EXERCISE AIM — Below are some records; retype all of them exactly.

Begin PROVIDED ENTRIES

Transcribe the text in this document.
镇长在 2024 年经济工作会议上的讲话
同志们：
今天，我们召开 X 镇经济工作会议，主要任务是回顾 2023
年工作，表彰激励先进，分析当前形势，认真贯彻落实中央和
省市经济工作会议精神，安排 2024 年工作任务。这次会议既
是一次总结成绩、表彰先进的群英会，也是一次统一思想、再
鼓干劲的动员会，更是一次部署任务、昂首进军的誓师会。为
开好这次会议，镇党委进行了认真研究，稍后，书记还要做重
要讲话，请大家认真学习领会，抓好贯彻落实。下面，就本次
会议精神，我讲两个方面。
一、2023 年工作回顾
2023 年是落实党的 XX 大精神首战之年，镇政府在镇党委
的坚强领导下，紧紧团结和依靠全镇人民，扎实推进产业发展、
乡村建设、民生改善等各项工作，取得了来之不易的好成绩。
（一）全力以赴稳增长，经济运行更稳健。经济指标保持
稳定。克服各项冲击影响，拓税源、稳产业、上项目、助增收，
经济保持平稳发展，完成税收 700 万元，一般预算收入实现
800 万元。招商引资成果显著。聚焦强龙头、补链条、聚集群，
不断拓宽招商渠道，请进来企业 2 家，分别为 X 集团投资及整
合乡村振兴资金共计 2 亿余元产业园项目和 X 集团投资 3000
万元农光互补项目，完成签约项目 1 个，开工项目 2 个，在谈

End PROVIDED ENTRIES

EXERCISE SOLUTION —
Transcribe the text in this document.
镇长在 2024 年经济工作会议上的讲话
同志们：
今天，我们召开 X 镇经济工作会议，主要任务是回顾 2023
年工作，表彰激励先进，分析当前形势，认真贯彻落实中央和
省市经济工作会议精神，安排 2024 年工作任务。这次会议既
是一次总结成绩、表彰先进的群英会，也是一次统一思想、再
鼓干劲的动员会，更是一次部署任务、昂首进军的誓师会。为
开好这次会议，镇党委进行了认真研究，稍后，书记还要做重
要讲话，请大家认真学习领会，抓好贯彻落实。下面，就本次
会议精神，我讲两个方面。
一、2023 年工作回顾
2023 年是落实党的 XX 大精神首战之年，镇政府在镇党委
的坚强领导下，紧紧团结和依靠全镇人民，扎实推进产业发展、
乡村建设、民生改善等各项工作，取得了来之不易的好成绩。
（一）全力以赴稳增长，经济运行更稳健。经济指标保持
稳定。克服各项冲击影响，拓税源、稳产业、上项目、助增收，
经济保持平稳发展，完成税收 700 万元，一般预算收入实现
800 万元。招商引资成果显著。聚焦强龙头、补链条、聚集群，
不断拓宽招商渠道，请进来企业 2 家，分别为 X 集团投资及整
合乡村振兴资金共计 2 亿余元产业园项目和 X 集团投资 3000
万元农光互补项目，完成签约项目 1 个，开工项目 2 个，在谈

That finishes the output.